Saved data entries
******
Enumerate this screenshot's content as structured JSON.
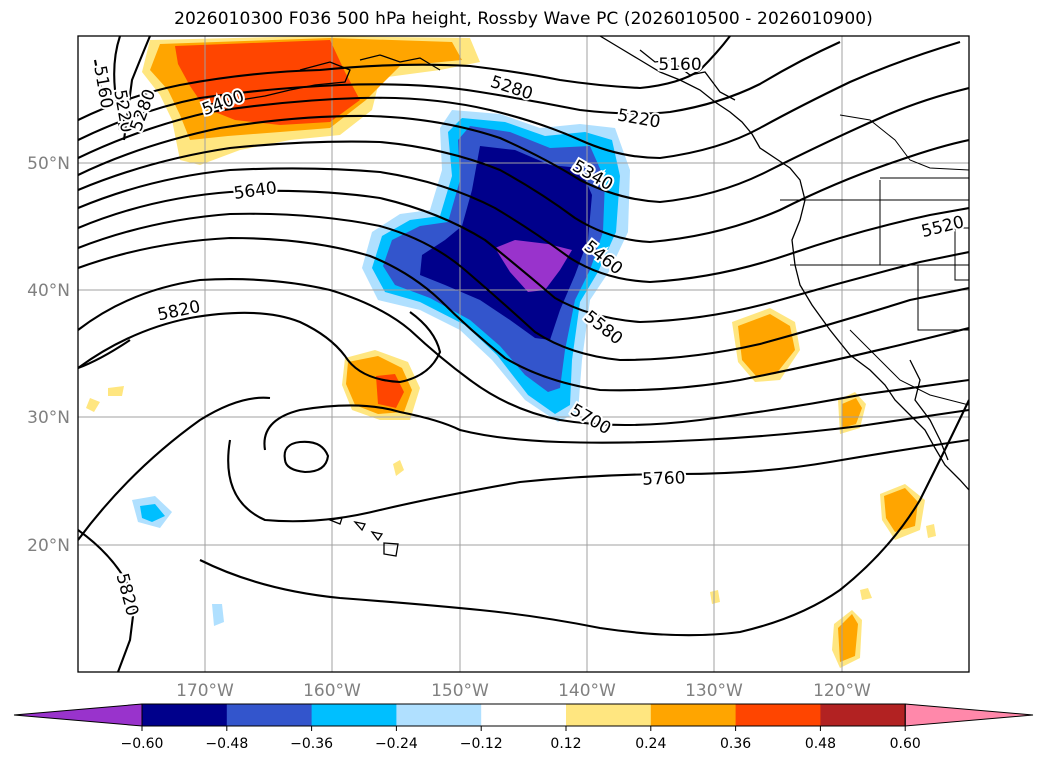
{
  "title": "2026010300 F036 500 hPa height, Rossby Wave PC (2026010500 - 2026010900)",
  "map": {
    "lat_labels": [
      "50°N",
      "40°N",
      "30°N",
      "20°N"
    ],
    "lon_labels": [
      "170°W",
      "160°W",
      "150°W",
      "140°W",
      "130°W",
      "120°W"
    ],
    "contour_labels": [
      "5160",
      "5220",
      "5280",
      "5280",
      "5160",
      "5400",
      "5340",
      "5640",
      "5460",
      "5520",
      "5820",
      "5580",
      "5700",
      "5760",
      "5820",
      "5220"
    ]
  },
  "colorbar": {
    "tick_labels": [
      "−0.60",
      "−0.48",
      "−0.36",
      "−0.24",
      "−0.12",
      "0.12",
      "0.24",
      "0.36",
      "0.48",
      "0.60"
    ],
    "colors": [
      "#9933cc",
      "#00008b",
      "#3355cc",
      "#00bfff",
      "#b0e0ff",
      "#ffffff",
      "#ffe680",
      "#ffa500",
      "#ff4500",
      "#b22222",
      "#ff88aa"
    ]
  }
}
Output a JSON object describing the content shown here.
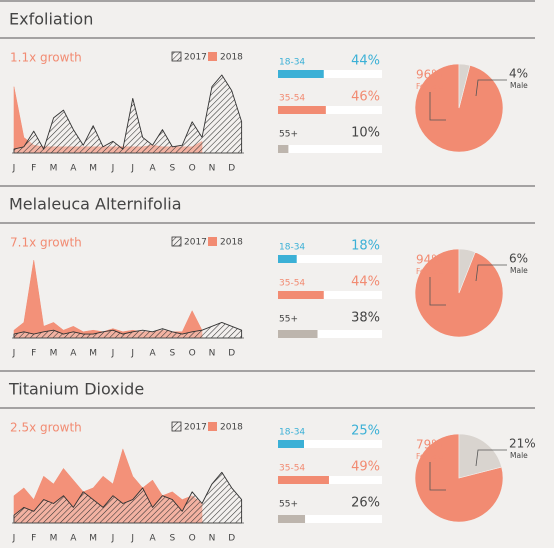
{
  "chart_data": [
    {
      "type": "area",
      "title": "Exfoliation",
      "subtitle": "1.1x growth",
      "x": [
        0,
        0.5,
        1,
        1.5,
        2,
        2.5,
        3,
        3.5,
        4,
        4.5,
        5,
        5.5,
        6,
        6.5,
        7,
        7.5,
        8,
        8.5,
        9,
        9.5,
        10,
        10.5,
        11,
        11.5
      ],
      "xlim": [
        -0.1,
        11.62
      ],
      "ylim": [
        0,
        100
      ],
      "xticks": [
        {
          "value": 0,
          "label": "J"
        },
        {
          "value": 1,
          "label": "F"
        },
        {
          "value": 2,
          "label": "M"
        },
        {
          "value": 3,
          "label": "A"
        },
        {
          "value": 4,
          "label": "M"
        },
        {
          "value": 5,
          "label": "J"
        },
        {
          "value": 6,
          "label": "J"
        },
        {
          "value": 7,
          "label": "A"
        },
        {
          "value": 8,
          "label": "S"
        },
        {
          "value": 9,
          "label": "O"
        },
        {
          "value": 10,
          "label": "N"
        },
        {
          "value": 11,
          "label": "D"
        }
      ],
      "series": [
        {
          "name": "2017",
          "color": "#333333",
          "values": [
            5,
            8,
            28,
            5,
            45,
            55,
            30,
            10,
            35,
            8,
            15,
            5,
            70,
            20,
            10,
            30,
            8,
            10,
            40,
            20,
            85,
            100,
            80,
            40
          ]
        },
        {
          "name": "2018",
          "color": "#f28b72",
          "values": [
            85,
            20,
            10,
            8,
            8,
            8,
            8,
            8,
            8,
            8,
            8,
            8,
            8,
            8,
            10,
            8,
            8,
            8,
            8,
            15,
            null,
            null,
            null,
            null
          ]
        }
      ]
    },
    {
      "type": "bar",
      "categories": [
        "18-34",
        "35-54",
        "55+"
      ],
      "values": [
        44,
        46,
        10
      ],
      "value_labels": [
        "44%",
        "46%",
        "10%"
      ],
      "colors": [
        "#3bb0d6",
        "#f28b72",
        "#bdb5ad"
      ],
      "xlim": [
        0,
        100
      ]
    },
    {
      "type": "pie",
      "categories": [
        "Female",
        "Male"
      ],
      "values": [
        96,
        4
      ],
      "value_labels": [
        "96%",
        "4%"
      ],
      "colors": [
        "#f28b72",
        "#d9d4cf"
      ]
    },
    {
      "type": "area",
      "title": "Melaleuca Alternifolia",
      "subtitle": "7.1x growth",
      "x": [
        0,
        0.5,
        1,
        1.5,
        2,
        2.5,
        3,
        3.5,
        4,
        4.5,
        5,
        5.5,
        6,
        6.5,
        7,
        7.5,
        8,
        8.5,
        9,
        9.5,
        10,
        10.5,
        11,
        11.5
      ],
      "xlim": [
        -0.1,
        11.62
      ],
      "ylim": [
        0,
        100
      ],
      "xticks": [
        {
          "value": 0,
          "label": "J"
        },
        {
          "value": 1,
          "label": "F"
        },
        {
          "value": 2,
          "label": "M"
        },
        {
          "value": 3,
          "label": "A"
        },
        {
          "value": 4,
          "label": "M"
        },
        {
          "value": 5,
          "label": "J"
        },
        {
          "value": 6,
          "label": "J"
        },
        {
          "value": 7,
          "label": "A"
        },
        {
          "value": 8,
          "label": "S"
        },
        {
          "value": 9,
          "label": "O"
        },
        {
          "value": 10,
          "label": "N"
        },
        {
          "value": 11,
          "label": "D"
        }
      ],
      "series": [
        {
          "name": "2017",
          "color": "#333333",
          "values": [
            5,
            8,
            5,
            8,
            10,
            5,
            8,
            5,
            5,
            8,
            10,
            5,
            8,
            10,
            8,
            12,
            8,
            5,
            8,
            10,
            15,
            20,
            15,
            10
          ]
        },
        {
          "name": "2018",
          "color": "#f28b72",
          "values": [
            10,
            20,
            100,
            15,
            20,
            10,
            15,
            8,
            10,
            8,
            12,
            8,
            10,
            8,
            8,
            10,
            8,
            8,
            35,
            10,
            null,
            null,
            null,
            null
          ]
        }
      ]
    },
    {
      "type": "bar",
      "categories": [
        "18-34",
        "35-54",
        "55+"
      ],
      "values": [
        18,
        44,
        38
      ],
      "value_labels": [
        "18%",
        "44%",
        "38%"
      ],
      "colors": [
        "#3bb0d6",
        "#f28b72",
        "#bdb5ad"
      ],
      "xlim": [
        0,
        100
      ]
    },
    {
      "type": "pie",
      "categories": [
        "Female",
        "Male"
      ],
      "values": [
        94,
        6
      ],
      "value_labels": [
        "94%",
        "6%"
      ],
      "colors": [
        "#f28b72",
        "#d9d4cf"
      ]
    },
    {
      "type": "area",
      "title": "Titanium Dioxide",
      "subtitle": "2.5x growth",
      "x": [
        0,
        0.5,
        1,
        1.5,
        2,
        2.5,
        3,
        3.5,
        4,
        4.5,
        5,
        5.5,
        6,
        6.5,
        7,
        7.5,
        8,
        8.5,
        9,
        9.5,
        10,
        10.5,
        11,
        11.5
      ],
      "xlim": [
        -0.1,
        11.62
      ],
      "ylim": [
        0,
        100
      ],
      "xticks": [
        {
          "value": 0,
          "label": "J"
        },
        {
          "value": 1,
          "label": "F"
        },
        {
          "value": 2,
          "label": "M"
        },
        {
          "value": 3,
          "label": "A"
        },
        {
          "value": 4,
          "label": "M"
        },
        {
          "value": 5,
          "label": "J"
        },
        {
          "value": 6,
          "label": "J"
        },
        {
          "value": 7,
          "label": "A"
        },
        {
          "value": 8,
          "label": "S"
        },
        {
          "value": 9,
          "label": "O"
        },
        {
          "value": 10,
          "label": "N"
        },
        {
          "value": 11,
          "label": "D"
        }
      ],
      "series": [
        {
          "name": "2017",
          "color": "#333333",
          "values": [
            10,
            20,
            15,
            30,
            25,
            35,
            20,
            40,
            30,
            20,
            35,
            25,
            30,
            45,
            20,
            35,
            30,
            15,
            40,
            25,
            50,
            65,
            45,
            30
          ]
        },
        {
          "name": "2018",
          "color": "#f28b72",
          "values": [
            35,
            45,
            30,
            60,
            50,
            70,
            55,
            40,
            45,
            60,
            50,
            95,
            60,
            45,
            55,
            35,
            40,
            30,
            35,
            25,
            null,
            null,
            null,
            null
          ]
        }
      ]
    },
    {
      "type": "bar",
      "categories": [
        "18-34",
        "35-54",
        "55+"
      ],
      "values": [
        25,
        49,
        26
      ],
      "value_labels": [
        "25%",
        "49%",
        "26%"
      ],
      "colors": [
        "#3bb0d6",
        "#f28b72",
        "#bdb5ad"
      ],
      "xlim": [
        0,
        100
      ]
    },
    {
      "type": "pie",
      "categories": [
        "Female",
        "Male"
      ],
      "values": [
        79,
        21
      ],
      "value_labels": [
        "79%",
        "21%"
      ],
      "colors": [
        "#f28b72",
        "#d9d4cf"
      ]
    }
  ]
}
******
Objective:
Copy down every line of the entries containing the word "subtitle".

Completed task:
      "subtitle": "1.1x growth",
      "subtitle": "7.1x growth",
      "subtitle": "2.5x growth",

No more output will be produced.